Locate all lines with the word "Angles" and copy them out.

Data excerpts

┄┄┄┄┄┄┄┄┄┄

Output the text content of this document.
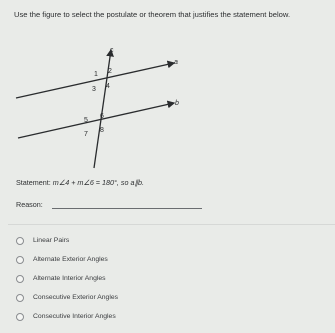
Use the figure to select the postulate or theorem that justifies the statement below.
c
a
b
1 2
3 4
5
6
7
8
Statement: m∠4 + m∠6 = 180°, so a∥b.
Reason:
Linear Pairs
Alternate Exterior Angles
Alternate Interior Angles
Consecutive Exterior Angles
Consecutive Interior Angles
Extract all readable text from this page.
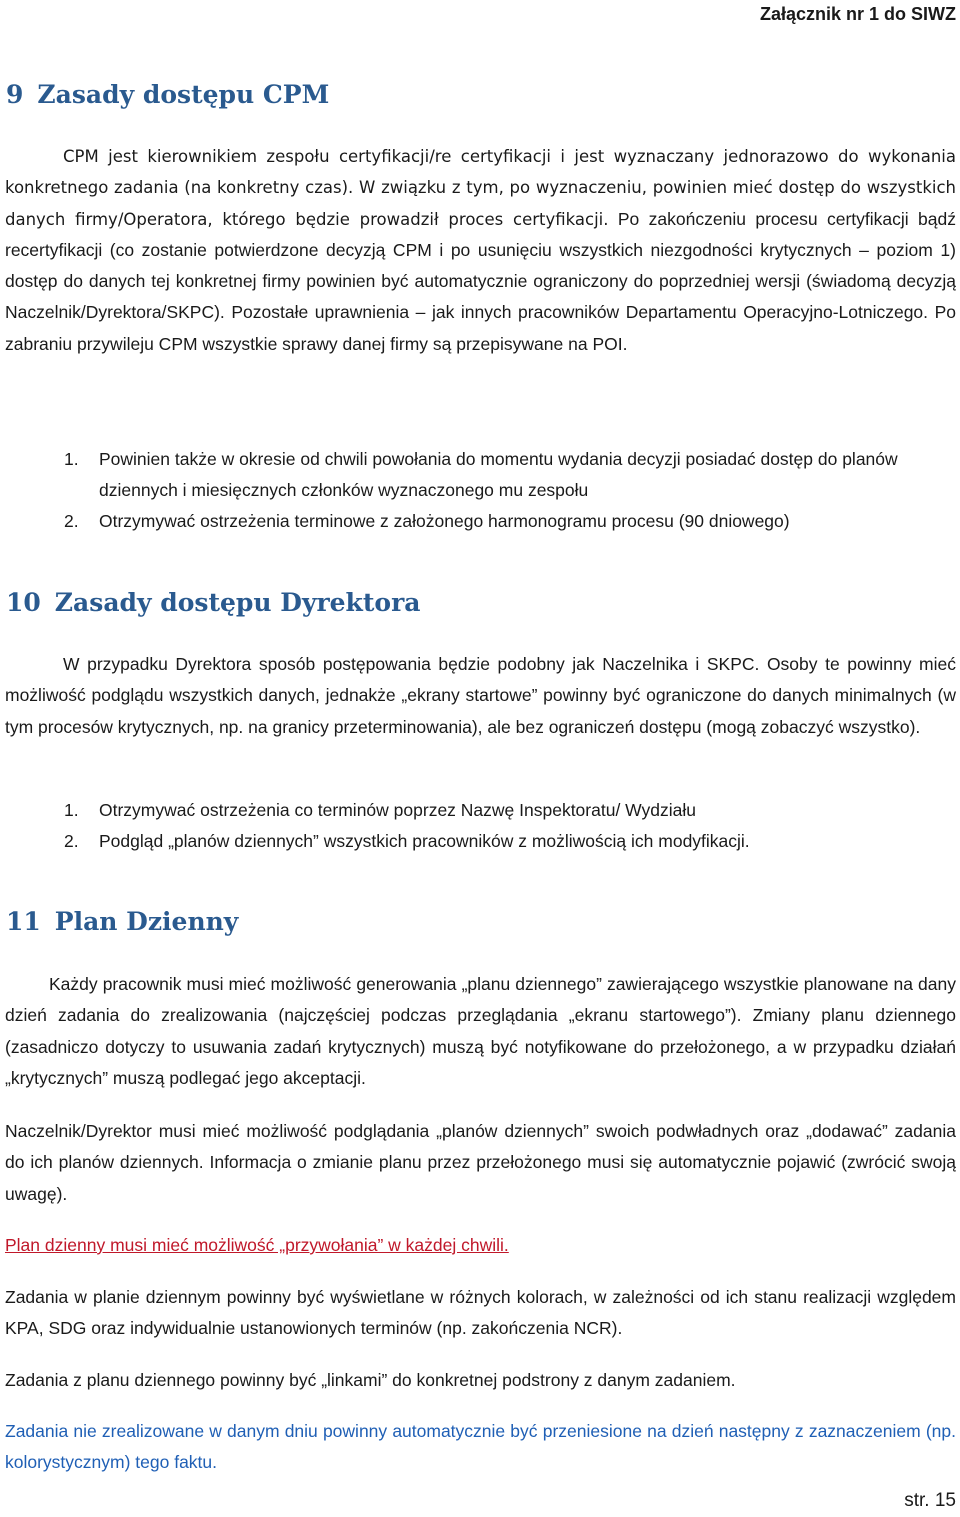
Załącznik nr 1 do SIWZ
9 Zasady dostępu CPM
CPM jest kierownikiem zespołu certyfikacji/re certyfikacji i jest wyznaczany jednorazowo do wykonania konkretnego zadania (na konkretny czas). W związku z tym, po wyznaczeniu, powinien mieć dostęp do wszystkich danych firmy/Operatora, którego będzie prowadził proces certyfikacji. Po zakończeniu procesu certyfikacji bądź recertyfikacji (co zostanie potwierdzone decyzją CPM i po usunięciu wszystkich niezgodności krytycznych – poziom 1) dostęp do danych tej konkretnej firmy powinien być automatycznie ograniczony do poprzedniej wersji (świadomą decyzją Naczelnik/Dyrektora/SKPC). Pozostałe uprawnienia – jak innych pracowników Departamentu Operacyjno-Lotniczego. Po zabraniu przywileju CPM wszystkie sprawy danej firmy są przepisywane na POI.
1. Powinien także w okresie od chwili powołania do momentu wydania decyzji posiadać dostęp do planów dziennych i miesięcznych członków wyznaczonego mu zespołu
2. Otrzymywać ostrzeżenia terminowe z założonego harmonogramu procesu (90 dniowego)
10 Zasady dostępu Dyrektora
W przypadku Dyrektora sposób postępowania będzie podobny jak Naczelnika i SKPC. Osoby te powinny mieć możliwość podglądu wszystkich danych, jednakże „ekrany startowe” powinny być ograniczone do danych minimalnych (w tym procesów krytycznych, np. na granicy przeterminowania), ale bez ograniczeń dostępu (mogą zobaczyć wszystko).
1. Otrzymywać ostrzeżenia co terminów poprzez Nazwę Inspektoratu/ Wydziału
2. Podgląd „planów dziennych” wszystkich pracowników z możliwością ich modyfikacji.
11 Plan Dzienny
Każdy pracownik musi mieć możliwość generowania „planu dziennego” zawierającego wszystkie planowane na dany dzień zadania do zrealizowania (najczęściej podczas przeglądania „ekranu startowego”). Zmiany planu dziennego (zasadniczo dotyczy to usuwania zadań krytycznych) muszą być notyfikowane do przełożonego, a w przypadku działań „krytycznych” muszą podlegać jego akceptacji.
Naczelnik/Dyrektor musi mieć możliwość podglądania „planów dziennych” swoich podwładnych oraz „dodawać” zadania do ich planów dziennych. Informacja o zmianie planu przez przełożonego musi się automatycznie pojawić (zwrócić swoją uwagę).
Plan dzienny musi mieć możliwość „przywołania” w każdej chwili.
Zadania w planie dziennym powinny być wyświetlane w różnych kolorach, w zależności od ich stanu realizacji względem KPA, SDG oraz indywidualnie ustanowionych terminów (np. zakończenia NCR).
Zadania z planu dziennego powinny być „linkami” do konkretnej podstrony z danym zadaniem.
Zadania nie zrealizowane w danym dniu powinny automatycznie być przeniesione na dzień następny z zaznaczeniem (np. kolorystycznym) tego faktu.
str. 15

┄┄┄┄┄┄┄┄┄┄

- Task answer:
Alternate Exterior Angles
Alternate Interior Angles
Consecutive Exterior Angles
Consecutive Interior Angles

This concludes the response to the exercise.